- _WHAT THE EXERCISE ASKS_: Repeat the listing in full. Nothing may be added or left out.

Figure data in JSON:
==========
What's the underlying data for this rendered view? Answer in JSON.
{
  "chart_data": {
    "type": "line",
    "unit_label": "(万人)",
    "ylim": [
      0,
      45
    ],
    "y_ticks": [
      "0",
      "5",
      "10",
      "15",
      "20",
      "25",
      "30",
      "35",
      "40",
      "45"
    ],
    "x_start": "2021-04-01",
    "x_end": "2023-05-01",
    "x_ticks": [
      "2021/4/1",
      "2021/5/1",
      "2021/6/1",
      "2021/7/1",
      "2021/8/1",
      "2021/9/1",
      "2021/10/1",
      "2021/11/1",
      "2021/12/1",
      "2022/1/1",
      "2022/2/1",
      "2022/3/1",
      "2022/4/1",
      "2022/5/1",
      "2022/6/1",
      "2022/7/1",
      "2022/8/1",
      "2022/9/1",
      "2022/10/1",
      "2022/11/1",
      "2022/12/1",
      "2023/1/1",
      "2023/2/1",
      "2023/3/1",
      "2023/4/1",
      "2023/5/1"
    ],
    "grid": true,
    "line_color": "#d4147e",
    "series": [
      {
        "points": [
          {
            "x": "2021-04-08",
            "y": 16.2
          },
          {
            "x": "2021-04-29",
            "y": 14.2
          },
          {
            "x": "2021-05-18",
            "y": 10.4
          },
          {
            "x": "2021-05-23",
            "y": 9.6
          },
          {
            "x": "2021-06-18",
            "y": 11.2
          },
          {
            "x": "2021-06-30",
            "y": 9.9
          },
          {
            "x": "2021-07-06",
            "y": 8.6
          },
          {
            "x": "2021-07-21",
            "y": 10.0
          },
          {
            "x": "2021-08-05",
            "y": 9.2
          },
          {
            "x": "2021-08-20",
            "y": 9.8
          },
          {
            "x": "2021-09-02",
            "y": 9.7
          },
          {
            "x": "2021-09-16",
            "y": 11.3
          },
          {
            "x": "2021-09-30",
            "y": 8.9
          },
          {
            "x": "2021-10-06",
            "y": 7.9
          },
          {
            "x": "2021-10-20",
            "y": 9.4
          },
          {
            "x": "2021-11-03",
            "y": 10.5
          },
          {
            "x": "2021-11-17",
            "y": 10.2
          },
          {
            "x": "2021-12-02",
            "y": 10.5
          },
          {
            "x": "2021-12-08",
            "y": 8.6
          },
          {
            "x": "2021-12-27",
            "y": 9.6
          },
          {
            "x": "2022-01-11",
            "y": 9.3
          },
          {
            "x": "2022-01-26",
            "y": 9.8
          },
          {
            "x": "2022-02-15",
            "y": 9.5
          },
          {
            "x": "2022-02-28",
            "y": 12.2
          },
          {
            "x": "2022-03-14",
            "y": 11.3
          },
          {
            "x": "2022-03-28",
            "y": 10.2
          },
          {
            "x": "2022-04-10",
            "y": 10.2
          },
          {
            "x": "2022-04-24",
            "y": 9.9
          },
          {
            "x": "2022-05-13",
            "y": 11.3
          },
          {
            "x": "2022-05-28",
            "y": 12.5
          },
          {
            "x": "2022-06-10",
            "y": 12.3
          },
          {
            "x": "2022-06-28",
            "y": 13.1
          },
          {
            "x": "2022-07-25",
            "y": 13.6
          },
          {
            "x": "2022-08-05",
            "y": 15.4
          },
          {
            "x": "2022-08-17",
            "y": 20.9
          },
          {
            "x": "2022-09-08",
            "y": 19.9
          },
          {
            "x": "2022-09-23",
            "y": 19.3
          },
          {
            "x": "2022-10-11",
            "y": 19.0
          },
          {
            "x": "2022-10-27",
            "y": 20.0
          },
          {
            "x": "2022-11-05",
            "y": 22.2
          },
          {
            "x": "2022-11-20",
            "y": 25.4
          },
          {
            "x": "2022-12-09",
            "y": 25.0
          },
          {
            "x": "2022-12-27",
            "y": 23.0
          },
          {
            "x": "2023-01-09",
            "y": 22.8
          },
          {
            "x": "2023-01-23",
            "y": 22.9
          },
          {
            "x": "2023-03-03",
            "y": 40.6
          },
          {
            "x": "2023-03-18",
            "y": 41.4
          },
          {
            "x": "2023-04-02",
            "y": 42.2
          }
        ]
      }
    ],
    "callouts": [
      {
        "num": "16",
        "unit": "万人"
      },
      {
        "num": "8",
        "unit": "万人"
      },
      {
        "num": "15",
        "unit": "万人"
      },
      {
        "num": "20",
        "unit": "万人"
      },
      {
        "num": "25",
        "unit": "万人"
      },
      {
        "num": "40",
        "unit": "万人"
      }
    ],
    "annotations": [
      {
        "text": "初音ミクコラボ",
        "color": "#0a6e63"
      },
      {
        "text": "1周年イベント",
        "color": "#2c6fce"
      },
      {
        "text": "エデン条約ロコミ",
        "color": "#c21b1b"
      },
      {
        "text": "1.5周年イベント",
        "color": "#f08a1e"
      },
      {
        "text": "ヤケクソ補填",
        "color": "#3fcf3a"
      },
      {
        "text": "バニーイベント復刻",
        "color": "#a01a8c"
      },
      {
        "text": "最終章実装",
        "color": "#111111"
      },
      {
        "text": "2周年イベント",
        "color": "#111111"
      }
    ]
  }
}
==========
- _TASK SOLUTION_:
What's the underlying data for this rendered view? Answer in JSON.
{
  "chart_data": {
    "type": "line",
    "unit_label": "(万人)",
    "ylim": [
      0,
      45
    ],
    "y_ticks": [
      "0",
      "5",
      "10",
      "15",
      "20",
      "25",
      "30",
      "35",
      "40",
      "45"
    ],
    "x_start": "2021-04-01",
    "x_end": "2023-05-01",
    "x_ticks": [
      "2021/4/1",
      "2021/5/1",
      "2021/6/1",
      "2021/7/1",
      "2021/8/1",
      "2021/9/1",
      "2021/10/1",
      "2021/11/1",
      "2021/12/1",
      "2022/1/1",
      "2022/2/1",
      "2022/3/1",
      "2022/4/1",
      "2022/5/1",
      "2022/6/1",
      "2022/7/1",
      "2022/8/1",
      "2022/9/1",
      "2022/10/1",
      "2022/11/1",
      "2022/12/1",
      "2023/1/1",
      "2023/2/1",
      "2023/3/1",
      "2023/4/1",
      "2023/5/1"
    ],
    "grid": true,
    "line_color": "#d4147e",
    "series": [
      {
        "points": [
          {
            "x": "2021-04-08",
            "y": 16.2
          },
          {
            "x": "2021-04-29",
            "y": 14.2
          },
          {
            "x": "2021-05-18",
            "y": 10.4
          },
          {
            "x": "2021-05-23",
            "y": 9.6
          },
          {
            "x": "2021-06-18",
            "y": 11.2
          },
          {
            "x": "2021-06-30",
            "y": 9.9
          },
          {
            "x": "2021-07-06",
            "y": 8.6
          },
          {
            "x": "2021-07-21",
            "y": 10.0
          },
          {
            "x": "2021-08-05",
            "y": 9.2
          },
          {
            "x": "2021-08-20",
            "y": 9.8
          },
          {
            "x": "2021-09-02",
            "y": 9.7
          },
          {
            "x": "2021-09-16",
            "y": 11.3
          },
          {
            "x": "2021-09-30",
            "y": 8.9
          },
          {
            "x": "2021-10-06",
            "y": 7.9
          },
          {
            "x": "2021-10-20",
            "y": 9.4
          },
          {
            "x": "2021-11-03",
            "y": 10.5
          },
          {
            "x": "2021-11-17",
            "y": 10.2
          },
          {
            "x": "2021-12-02",
            "y": 10.5
          },
          {
            "x": "2021-12-08",
            "y": 8.6
          },
          {
            "x": "2021-12-27",
            "y": 9.6
          },
          {
            "x": "2022-01-11",
            "y": 9.3
          },
          {
            "x": "2022-01-26",
            "y": 9.8
          },
          {
            "x": "2022-02-15",
            "y": 9.5
          },
          {
            "x": "2022-02-28",
            "y": 12.2
          },
          {
            "x": "2022-03-14",
            "y": 11.3
          },
          {
            "x": "2022-03-28",
            "y": 10.2
          },
          {
            "x": "2022-04-10",
            "y": 10.2
          },
          {
            "x": "2022-04-24",
            "y": 9.9
          },
          {
            "x": "2022-05-13",
            "y": 11.3
          },
          {
            "x": "2022-05-28",
            "y": 12.5
          },
          {
            "x": "2022-06-10",
            "y": 12.3
          },
          {
            "x": "2022-06-28",
            "y": 13.1
          },
          {
            "x": "2022-07-25",
            "y": 13.6
          },
          {
            "x": "2022-08-05",
            "y": 15.4
          },
          {
            "x": "2022-08-17",
            "y": 20.9
          },
          {
            "x": "2022-09-08",
            "y": 19.9
          },
          {
            "x": "2022-09-23",
            "y": 19.3
          },
          {
            "x": "2022-10-11",
            "y": 19.0
          },
          {
            "x": "2022-10-27",
            "y": 20.0
          },
          {
            "x": "2022-11-05",
            "y": 22.2
          },
          {
            "x": "2022-11-20",
            "y": 25.4
          },
          {
            "x": "2022-12-09",
            "y": 25.0
          },
          {
            "x": "2022-12-27",
            "y": 23.0
          },
          {
            "x": "2023-01-09",
            "y": 22.8
          },
          {
            "x": "2023-01-23",
            "y": 22.9
          },
          {
            "x": "2023-03-03",
            "y": 40.6
          },
          {
            "x": "2023-03-18",
            "y": 41.4
          },
          {
            "x": "2023-04-02",
            "y": 42.2
          }
        ]
      }
    ],
    "callouts": [
      {
        "num": "16",
        "unit": "万人"
      },
      {
        "num": "8",
        "unit": "万人"
      },
      {
        "num": "15",
        "unit": "万人"
      },
      {
        "num": "20",
        "unit": "万人"
      },
      {
        "num": "25",
        "unit": "万人"
      },
      {
        "num": "40",
        "unit": "万人"
      }
    ],
    "annotations": [
      {
        "text": "初音ミクコラボ",
        "color": "#0a6e63"
      },
      {
        "text": "1周年イベント",
        "color": "#2c6fce"
      },
      {
        "text": "エデン条約ロコミ",
        "color": "#c21b1b"
      },
      {
        "text": "1.5周年イベント",
        "color": "#f08a1e"
      },
      {
        "text": "ヤケクソ補填",
        "color": "#3fcf3a"
      },
      {
        "text": "バニーイベント復刻",
        "color": "#a01a8c"
      },
      {
        "text": "最終章実装",
        "color": "#111111"
      },
      {
        "text": "2周年イベント",
        "color": "#111111"
      }
    ]
  }
}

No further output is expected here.